PROBLEM STATEMENT
Find the word "this" in the data. Return every line where it appears.

EXERCISE DATA
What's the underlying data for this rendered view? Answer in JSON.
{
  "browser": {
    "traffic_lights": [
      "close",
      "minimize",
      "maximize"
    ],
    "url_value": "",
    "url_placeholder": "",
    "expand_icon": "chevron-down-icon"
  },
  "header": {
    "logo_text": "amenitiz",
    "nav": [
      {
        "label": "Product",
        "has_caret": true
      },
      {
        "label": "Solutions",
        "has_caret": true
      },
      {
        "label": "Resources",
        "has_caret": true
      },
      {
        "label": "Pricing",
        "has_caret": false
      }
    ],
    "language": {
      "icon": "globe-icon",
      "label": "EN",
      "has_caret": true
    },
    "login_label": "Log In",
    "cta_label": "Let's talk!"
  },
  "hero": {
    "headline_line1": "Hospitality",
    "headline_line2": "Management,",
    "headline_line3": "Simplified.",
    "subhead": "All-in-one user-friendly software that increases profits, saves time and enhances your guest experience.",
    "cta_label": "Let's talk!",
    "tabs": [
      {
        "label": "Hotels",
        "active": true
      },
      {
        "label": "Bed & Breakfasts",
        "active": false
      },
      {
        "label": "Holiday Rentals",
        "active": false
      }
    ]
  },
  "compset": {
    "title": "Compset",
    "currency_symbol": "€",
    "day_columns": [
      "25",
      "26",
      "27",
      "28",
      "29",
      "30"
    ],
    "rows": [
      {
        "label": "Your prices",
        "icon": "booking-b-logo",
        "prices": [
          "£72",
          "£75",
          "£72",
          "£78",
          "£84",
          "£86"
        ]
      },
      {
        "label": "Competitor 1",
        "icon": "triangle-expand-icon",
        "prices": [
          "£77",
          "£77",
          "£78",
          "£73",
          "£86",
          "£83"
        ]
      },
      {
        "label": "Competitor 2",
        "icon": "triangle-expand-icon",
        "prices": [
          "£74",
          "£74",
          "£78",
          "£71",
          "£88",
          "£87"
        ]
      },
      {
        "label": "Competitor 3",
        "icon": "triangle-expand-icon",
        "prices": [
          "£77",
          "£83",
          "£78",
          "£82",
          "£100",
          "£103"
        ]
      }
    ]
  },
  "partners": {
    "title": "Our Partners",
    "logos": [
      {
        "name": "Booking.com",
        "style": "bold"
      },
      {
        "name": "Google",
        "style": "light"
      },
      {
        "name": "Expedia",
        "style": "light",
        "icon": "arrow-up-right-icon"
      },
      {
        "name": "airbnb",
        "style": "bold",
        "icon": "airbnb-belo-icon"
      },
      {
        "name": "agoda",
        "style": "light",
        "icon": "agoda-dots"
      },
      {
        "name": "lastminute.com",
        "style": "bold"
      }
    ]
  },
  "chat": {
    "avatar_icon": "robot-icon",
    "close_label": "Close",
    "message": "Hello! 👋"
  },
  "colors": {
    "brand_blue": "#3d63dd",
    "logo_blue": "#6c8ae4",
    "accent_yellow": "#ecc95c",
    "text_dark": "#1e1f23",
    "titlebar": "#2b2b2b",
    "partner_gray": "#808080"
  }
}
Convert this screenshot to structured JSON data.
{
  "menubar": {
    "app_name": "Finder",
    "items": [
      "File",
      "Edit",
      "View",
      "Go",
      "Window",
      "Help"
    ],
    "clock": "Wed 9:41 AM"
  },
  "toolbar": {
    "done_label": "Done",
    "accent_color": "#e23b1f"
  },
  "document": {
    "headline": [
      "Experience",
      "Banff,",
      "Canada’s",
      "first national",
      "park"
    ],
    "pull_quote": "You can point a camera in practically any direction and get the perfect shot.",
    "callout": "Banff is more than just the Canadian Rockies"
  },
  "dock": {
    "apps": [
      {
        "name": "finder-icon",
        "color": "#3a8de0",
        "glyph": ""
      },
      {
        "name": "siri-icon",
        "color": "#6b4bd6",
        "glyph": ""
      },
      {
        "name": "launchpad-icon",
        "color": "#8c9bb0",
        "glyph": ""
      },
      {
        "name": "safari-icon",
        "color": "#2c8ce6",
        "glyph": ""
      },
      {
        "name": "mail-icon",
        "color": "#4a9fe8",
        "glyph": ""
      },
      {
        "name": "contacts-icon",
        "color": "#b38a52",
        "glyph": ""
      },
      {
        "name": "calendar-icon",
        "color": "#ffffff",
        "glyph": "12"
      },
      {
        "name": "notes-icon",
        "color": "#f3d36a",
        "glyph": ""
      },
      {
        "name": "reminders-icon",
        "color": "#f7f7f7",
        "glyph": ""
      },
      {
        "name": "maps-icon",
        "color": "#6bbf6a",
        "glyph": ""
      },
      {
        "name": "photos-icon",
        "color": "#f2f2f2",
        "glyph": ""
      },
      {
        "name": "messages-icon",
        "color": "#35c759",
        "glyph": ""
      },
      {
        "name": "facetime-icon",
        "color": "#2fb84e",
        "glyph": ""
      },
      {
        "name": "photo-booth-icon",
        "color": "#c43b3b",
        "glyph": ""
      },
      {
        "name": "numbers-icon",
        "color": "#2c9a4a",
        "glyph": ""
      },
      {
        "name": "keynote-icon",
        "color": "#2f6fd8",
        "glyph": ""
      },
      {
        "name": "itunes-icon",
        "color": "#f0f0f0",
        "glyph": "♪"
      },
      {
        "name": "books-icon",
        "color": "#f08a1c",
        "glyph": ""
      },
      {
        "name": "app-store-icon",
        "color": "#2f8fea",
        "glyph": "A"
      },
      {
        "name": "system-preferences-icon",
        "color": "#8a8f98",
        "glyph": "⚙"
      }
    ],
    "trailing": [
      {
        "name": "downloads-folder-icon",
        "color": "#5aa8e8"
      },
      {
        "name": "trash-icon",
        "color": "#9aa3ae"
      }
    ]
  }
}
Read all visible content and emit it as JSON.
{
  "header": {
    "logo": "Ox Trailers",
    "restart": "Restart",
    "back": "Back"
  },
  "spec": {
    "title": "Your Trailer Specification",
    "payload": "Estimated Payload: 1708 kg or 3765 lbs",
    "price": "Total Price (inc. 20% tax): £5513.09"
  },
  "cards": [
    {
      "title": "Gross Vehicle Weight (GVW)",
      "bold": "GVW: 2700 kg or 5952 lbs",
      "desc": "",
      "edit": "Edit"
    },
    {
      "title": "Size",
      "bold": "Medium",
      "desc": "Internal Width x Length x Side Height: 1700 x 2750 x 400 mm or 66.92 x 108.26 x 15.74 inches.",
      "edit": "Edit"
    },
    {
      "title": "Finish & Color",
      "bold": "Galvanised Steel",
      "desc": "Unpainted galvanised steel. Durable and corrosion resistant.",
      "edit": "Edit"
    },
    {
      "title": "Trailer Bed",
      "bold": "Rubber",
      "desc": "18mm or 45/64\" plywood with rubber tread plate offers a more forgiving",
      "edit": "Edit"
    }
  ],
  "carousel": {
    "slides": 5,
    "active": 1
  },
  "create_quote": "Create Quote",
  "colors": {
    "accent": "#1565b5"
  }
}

WRITTEN RESPONSE
What's the underlying data for this rendered view? Answer in JSON.
Convert this screenshot to structured JSON data.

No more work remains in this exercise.